• DATA PROVIDED:
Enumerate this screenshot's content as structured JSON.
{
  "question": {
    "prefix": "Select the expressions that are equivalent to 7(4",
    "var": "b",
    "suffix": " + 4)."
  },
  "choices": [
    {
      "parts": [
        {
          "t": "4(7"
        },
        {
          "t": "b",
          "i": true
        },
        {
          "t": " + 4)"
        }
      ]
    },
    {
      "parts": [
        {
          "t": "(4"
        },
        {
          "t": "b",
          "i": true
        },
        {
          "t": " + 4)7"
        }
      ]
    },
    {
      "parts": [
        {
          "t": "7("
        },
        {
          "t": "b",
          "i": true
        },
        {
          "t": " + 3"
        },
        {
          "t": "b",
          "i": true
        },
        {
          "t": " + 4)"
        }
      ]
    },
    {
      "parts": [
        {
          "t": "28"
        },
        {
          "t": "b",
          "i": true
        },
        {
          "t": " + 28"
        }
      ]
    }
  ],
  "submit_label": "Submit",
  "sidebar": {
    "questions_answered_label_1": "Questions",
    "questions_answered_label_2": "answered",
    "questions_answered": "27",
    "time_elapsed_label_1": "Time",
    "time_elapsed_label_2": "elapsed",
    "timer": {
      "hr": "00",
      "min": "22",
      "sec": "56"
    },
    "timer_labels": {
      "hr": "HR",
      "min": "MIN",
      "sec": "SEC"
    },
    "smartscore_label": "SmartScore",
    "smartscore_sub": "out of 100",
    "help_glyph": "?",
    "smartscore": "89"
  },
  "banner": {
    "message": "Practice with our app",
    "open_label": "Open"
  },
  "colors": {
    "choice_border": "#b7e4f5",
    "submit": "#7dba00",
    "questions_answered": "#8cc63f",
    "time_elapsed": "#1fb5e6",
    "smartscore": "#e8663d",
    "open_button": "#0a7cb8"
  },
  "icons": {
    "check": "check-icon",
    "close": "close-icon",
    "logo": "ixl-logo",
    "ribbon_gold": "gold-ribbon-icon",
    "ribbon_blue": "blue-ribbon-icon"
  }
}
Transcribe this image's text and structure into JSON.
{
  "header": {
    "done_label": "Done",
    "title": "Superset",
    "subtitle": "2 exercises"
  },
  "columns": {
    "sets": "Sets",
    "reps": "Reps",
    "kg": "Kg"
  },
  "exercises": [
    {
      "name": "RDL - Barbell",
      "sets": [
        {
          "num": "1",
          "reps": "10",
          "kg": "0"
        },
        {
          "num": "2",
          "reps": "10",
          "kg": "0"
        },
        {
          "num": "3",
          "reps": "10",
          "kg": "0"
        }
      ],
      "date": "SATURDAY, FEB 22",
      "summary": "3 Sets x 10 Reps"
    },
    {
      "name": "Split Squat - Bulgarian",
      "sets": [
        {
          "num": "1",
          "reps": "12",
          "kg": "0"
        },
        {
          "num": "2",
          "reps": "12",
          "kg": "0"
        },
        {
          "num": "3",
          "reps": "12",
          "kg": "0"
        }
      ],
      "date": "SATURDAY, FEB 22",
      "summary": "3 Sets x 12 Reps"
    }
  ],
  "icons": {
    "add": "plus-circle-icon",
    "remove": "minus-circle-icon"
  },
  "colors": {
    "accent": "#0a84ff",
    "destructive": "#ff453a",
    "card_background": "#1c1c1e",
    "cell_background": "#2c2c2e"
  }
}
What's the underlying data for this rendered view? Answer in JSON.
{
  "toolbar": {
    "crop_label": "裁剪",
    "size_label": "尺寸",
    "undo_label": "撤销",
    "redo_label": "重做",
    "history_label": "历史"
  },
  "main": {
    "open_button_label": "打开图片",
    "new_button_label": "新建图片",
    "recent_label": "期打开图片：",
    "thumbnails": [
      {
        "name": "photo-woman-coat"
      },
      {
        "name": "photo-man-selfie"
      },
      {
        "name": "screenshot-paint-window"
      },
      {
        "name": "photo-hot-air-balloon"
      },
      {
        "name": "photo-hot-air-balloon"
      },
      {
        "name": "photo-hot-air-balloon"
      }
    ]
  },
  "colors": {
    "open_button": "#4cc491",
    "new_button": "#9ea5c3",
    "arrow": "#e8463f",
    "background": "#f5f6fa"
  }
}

• OBJECTIVE:
Copy each line of the preceding data that contains the string "JSON".

• THE SOLUTION:
Enumerate this screenshot's content as structured JSON.
Transcribe this image's text and structure into JSON.
What's the underlying data for this rendered view? Answer in JSON.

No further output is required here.